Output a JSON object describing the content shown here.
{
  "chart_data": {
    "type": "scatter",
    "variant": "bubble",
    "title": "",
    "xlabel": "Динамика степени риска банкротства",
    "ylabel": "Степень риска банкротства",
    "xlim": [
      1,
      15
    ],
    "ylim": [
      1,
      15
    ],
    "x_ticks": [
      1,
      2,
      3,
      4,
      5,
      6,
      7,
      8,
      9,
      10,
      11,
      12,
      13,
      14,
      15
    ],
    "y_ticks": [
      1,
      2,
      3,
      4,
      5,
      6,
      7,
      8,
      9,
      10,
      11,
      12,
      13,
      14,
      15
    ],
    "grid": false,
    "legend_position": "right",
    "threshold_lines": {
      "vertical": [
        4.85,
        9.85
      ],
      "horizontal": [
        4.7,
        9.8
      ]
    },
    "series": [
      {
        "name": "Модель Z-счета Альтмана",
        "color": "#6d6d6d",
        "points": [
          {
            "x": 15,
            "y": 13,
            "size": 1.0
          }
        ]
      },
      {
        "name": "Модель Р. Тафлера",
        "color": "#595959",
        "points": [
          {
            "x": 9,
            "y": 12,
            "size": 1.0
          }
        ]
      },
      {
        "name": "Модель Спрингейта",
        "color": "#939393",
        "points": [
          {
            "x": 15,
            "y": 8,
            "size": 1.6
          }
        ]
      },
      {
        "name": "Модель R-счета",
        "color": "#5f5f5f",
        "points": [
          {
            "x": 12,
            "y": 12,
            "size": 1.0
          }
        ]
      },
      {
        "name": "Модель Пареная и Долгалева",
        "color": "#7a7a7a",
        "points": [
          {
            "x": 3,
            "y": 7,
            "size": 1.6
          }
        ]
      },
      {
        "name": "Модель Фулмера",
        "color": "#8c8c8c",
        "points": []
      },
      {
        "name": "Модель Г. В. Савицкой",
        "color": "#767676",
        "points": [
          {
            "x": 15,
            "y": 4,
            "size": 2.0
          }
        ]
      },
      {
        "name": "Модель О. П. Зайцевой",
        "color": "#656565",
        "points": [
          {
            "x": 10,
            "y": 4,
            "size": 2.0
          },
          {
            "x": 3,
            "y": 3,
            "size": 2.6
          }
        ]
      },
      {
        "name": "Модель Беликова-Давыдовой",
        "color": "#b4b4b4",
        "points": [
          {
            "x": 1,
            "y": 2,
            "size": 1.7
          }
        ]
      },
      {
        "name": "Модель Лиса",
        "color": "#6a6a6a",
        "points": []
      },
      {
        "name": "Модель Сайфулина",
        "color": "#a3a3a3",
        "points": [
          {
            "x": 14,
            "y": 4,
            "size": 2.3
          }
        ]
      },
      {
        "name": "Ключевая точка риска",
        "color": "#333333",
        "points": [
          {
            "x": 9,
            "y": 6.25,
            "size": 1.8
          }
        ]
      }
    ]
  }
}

******************************

# [YOUR TASK]
Collect every line above that contains the word "Модель".

# [COMPLETE OUTPUT]
        "name": "Модель Z-счета Альтмана",
        "name": "Модель Р. Тафлера",
        "name": "Модель Спрингейта",
        "name": "Модель R-счета",
        "name": "Модель Пареная и Долгалева",
        "name": "Модель Фулмера",
        "name": "Модель Г. В. Савицкой",
        "name": "Модель О. П. Зайцевой",
        "name": "Модель Беликова-Давыдовой",
        "name": "Модель Лиса",
        "name": "Модель Сайфулина",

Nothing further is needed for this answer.